### TASK STATEMENT:
All of the data below should be written out exactly.

### RECORDS FOR THIS TASK:
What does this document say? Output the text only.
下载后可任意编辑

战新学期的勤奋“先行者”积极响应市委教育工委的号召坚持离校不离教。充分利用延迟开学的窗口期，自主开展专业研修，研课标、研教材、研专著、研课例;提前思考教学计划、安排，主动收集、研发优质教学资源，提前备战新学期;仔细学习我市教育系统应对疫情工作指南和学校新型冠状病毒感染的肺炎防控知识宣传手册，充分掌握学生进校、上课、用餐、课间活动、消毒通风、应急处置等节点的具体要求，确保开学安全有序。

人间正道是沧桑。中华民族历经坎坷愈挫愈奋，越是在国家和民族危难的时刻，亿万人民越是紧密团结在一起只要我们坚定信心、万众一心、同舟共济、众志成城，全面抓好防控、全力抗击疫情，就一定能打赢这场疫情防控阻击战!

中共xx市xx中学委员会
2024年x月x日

### THE REPLY:
What does this document say? Output the text only.
下载后可任意编辑

战新学期的勤奋“先行者”积极响应市委教育工委的号召坚持离校不离教。充分利用延迟开学的窗口期，自主开展专业研修，研课标、研教材、研专著、研课例;提前思考教学计划、安排，主动收集、研发优质教学资源，提前备战新学期;仔细学习我市教育系统应对疫情工作指南和学校新型冠状病毒感染的肺炎防控知识宣传手册，充分掌握学生进校、上课、用餐、课间活动、消毒通风、应急处置等节点的具体要求，确保开学安全有序。

人间正道是沧桑。中华民族历经坎坷愈挫愈奋，越是在国家和民族危难的时刻，亿万人民越是紧密团结在一起只要我们坚定信心、万众一心、同舟共济、众志成城，全面抓好防控、全力抗击疫情，就一定能打赢这场疫情防控阻击战!

中共xx市xx中学委员会
2024年x月x日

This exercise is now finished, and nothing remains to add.